Entries taken from a collection

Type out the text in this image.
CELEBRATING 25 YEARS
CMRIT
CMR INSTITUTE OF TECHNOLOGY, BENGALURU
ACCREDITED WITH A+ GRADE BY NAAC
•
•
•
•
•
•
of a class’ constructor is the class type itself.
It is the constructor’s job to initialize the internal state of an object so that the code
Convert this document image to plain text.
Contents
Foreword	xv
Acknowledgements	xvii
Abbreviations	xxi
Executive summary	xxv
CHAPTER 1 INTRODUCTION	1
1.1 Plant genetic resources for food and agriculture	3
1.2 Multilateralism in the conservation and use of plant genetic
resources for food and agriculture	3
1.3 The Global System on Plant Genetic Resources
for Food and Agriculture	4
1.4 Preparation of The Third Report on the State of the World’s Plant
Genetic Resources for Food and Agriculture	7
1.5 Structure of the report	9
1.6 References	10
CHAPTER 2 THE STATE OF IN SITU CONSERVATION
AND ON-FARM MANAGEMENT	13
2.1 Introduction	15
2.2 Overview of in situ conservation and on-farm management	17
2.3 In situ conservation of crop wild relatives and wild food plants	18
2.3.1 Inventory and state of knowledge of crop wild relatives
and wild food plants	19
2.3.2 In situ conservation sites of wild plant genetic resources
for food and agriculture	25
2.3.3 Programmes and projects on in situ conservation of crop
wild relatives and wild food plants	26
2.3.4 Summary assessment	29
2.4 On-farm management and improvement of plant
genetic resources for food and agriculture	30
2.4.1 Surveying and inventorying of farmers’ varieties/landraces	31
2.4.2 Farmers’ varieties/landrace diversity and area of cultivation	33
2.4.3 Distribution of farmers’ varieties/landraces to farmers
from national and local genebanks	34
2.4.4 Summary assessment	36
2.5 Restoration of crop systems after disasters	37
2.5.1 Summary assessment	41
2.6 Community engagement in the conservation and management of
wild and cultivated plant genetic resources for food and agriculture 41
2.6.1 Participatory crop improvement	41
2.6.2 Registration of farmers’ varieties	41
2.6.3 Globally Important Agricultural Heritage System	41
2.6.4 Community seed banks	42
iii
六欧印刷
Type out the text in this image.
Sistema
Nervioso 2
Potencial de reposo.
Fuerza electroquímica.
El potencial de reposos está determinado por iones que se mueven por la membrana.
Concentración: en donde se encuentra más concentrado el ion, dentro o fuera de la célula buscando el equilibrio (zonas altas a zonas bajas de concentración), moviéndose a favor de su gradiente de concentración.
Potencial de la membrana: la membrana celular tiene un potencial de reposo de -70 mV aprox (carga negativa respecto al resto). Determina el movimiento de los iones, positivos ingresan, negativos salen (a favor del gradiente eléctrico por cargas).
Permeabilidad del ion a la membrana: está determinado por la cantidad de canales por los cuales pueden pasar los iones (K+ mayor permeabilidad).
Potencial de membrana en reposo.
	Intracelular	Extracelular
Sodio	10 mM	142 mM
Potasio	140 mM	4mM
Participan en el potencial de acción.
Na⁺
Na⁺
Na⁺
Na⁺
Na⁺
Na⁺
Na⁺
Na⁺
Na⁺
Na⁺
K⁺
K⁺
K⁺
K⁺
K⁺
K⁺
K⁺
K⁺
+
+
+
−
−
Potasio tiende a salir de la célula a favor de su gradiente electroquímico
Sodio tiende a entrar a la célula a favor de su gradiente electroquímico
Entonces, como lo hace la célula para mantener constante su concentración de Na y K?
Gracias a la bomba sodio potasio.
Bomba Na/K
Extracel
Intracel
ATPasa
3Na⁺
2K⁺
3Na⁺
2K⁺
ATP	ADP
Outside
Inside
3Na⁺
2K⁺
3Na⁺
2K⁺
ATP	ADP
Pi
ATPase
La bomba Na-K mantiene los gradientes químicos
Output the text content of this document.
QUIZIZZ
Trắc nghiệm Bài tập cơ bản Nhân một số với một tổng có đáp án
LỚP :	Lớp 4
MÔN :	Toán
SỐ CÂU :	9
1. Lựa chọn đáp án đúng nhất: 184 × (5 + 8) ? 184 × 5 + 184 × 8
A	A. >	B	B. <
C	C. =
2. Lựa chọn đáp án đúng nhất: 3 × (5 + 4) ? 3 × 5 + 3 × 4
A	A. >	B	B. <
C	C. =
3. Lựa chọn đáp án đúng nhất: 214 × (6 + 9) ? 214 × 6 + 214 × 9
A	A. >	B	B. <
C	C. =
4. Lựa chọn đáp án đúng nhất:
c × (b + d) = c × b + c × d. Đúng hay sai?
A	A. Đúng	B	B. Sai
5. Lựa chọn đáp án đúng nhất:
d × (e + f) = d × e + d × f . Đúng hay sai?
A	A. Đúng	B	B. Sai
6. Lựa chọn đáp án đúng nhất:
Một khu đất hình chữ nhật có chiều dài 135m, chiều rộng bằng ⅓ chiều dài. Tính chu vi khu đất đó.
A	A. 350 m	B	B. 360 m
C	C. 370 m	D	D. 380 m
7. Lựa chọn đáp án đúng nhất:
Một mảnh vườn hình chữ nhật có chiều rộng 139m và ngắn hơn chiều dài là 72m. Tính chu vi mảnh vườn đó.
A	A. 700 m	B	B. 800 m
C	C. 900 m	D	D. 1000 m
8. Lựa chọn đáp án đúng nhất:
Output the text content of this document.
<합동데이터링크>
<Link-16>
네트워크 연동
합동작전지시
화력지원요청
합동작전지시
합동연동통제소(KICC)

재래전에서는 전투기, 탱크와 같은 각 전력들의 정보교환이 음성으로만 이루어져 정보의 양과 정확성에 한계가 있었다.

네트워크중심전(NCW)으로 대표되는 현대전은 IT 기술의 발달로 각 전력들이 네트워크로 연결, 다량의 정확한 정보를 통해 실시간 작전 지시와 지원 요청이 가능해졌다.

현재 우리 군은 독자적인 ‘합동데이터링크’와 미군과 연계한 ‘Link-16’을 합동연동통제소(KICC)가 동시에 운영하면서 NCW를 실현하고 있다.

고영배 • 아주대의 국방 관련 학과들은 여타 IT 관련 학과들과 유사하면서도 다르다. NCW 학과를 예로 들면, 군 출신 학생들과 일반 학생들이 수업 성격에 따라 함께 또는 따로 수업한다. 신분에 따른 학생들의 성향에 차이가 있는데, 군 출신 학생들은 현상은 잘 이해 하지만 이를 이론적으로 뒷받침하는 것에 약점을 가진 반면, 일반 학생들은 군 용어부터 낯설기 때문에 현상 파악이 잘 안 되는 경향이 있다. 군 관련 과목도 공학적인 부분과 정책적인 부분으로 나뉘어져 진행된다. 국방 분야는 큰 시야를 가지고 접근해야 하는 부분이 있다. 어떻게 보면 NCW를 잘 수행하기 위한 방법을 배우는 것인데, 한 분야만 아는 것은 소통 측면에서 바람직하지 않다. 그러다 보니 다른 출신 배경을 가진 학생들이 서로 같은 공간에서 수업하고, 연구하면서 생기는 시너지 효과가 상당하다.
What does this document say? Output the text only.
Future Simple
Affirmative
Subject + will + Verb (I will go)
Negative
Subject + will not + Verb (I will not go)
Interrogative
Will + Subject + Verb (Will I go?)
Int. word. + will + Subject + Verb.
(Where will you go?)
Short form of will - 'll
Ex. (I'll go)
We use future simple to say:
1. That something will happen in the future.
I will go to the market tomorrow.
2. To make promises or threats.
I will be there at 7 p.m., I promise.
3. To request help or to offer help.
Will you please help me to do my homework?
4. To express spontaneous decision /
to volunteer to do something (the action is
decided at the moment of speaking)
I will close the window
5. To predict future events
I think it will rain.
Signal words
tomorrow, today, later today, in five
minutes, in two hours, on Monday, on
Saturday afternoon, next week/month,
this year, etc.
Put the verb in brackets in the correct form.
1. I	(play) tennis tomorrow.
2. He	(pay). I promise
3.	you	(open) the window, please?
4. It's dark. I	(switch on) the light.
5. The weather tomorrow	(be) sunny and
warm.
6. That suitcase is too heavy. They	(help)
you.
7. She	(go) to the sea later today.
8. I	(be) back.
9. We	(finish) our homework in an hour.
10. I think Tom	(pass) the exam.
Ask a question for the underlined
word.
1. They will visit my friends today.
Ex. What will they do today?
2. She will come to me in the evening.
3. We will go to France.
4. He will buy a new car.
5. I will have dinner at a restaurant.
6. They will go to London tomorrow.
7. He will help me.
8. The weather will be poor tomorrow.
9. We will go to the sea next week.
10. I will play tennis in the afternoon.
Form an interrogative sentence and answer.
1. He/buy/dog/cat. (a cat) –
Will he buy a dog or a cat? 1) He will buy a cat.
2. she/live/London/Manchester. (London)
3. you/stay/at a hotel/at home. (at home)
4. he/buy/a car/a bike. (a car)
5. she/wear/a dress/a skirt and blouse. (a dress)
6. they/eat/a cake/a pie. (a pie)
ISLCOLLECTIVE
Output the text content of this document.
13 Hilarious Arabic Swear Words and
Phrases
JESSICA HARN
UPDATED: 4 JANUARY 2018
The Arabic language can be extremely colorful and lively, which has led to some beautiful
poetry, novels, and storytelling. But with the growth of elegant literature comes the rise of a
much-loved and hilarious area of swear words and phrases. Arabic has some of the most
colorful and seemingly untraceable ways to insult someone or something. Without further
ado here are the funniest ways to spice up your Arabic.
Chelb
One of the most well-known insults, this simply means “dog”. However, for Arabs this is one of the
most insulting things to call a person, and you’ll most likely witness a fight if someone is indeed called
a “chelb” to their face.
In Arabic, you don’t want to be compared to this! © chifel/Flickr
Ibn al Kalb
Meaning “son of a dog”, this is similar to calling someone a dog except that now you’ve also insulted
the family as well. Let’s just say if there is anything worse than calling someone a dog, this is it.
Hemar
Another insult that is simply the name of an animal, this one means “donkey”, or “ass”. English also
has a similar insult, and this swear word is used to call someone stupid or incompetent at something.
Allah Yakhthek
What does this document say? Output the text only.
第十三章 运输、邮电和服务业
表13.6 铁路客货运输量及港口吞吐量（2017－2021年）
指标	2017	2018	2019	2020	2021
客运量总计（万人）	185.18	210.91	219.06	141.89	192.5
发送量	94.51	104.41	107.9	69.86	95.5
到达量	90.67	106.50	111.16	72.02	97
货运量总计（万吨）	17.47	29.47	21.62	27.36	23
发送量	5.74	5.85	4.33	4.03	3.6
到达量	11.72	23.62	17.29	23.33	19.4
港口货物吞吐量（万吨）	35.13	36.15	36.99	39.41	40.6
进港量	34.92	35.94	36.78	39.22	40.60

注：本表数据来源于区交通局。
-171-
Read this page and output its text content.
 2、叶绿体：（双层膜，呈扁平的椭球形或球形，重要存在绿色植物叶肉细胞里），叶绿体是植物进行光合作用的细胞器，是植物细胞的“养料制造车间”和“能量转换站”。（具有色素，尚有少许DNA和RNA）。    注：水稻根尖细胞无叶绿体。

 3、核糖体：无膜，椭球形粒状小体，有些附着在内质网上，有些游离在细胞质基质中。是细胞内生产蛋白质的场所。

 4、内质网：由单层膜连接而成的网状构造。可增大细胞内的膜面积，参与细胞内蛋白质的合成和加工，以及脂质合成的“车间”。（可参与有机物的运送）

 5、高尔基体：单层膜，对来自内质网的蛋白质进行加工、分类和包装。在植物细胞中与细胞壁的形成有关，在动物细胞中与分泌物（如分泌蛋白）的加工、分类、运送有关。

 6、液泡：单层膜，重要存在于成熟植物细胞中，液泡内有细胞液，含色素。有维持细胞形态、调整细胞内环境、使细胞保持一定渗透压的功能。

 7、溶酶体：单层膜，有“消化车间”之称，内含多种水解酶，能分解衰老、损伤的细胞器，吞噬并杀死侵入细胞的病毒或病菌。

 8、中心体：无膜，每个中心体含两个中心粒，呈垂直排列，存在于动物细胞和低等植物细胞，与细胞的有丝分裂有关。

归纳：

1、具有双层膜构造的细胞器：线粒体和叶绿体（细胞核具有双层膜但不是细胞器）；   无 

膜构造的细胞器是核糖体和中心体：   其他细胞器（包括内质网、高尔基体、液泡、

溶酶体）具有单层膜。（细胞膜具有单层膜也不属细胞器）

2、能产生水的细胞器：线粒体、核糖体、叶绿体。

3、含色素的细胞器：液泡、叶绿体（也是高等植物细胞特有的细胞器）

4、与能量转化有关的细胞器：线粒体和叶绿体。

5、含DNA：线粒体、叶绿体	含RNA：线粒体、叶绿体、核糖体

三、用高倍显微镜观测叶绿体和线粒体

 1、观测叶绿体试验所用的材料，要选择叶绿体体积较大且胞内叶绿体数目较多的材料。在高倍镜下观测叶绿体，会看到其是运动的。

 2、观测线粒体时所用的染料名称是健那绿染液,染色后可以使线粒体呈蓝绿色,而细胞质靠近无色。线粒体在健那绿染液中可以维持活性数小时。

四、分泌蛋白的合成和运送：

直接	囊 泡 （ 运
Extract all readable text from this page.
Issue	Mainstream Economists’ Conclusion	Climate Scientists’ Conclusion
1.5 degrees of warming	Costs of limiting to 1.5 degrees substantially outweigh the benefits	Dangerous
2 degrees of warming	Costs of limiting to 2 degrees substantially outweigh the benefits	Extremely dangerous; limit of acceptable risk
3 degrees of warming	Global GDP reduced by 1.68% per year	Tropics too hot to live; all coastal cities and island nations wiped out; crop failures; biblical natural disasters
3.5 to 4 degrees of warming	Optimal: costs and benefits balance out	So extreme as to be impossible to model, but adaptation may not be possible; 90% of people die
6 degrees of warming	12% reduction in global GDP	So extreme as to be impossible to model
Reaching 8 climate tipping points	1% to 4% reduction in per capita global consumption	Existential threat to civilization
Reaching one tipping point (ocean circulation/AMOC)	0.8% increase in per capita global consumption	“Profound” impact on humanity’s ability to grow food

BRIEF:
Find the lines that include the string "CHAPTER", then copy each of them.

RESPONSE FOR THIS EXERCISE:
CHAPTER 1 INTRODUCTION	1
CHAPTER 2 THE STATE OF IN SITU CONSERVATION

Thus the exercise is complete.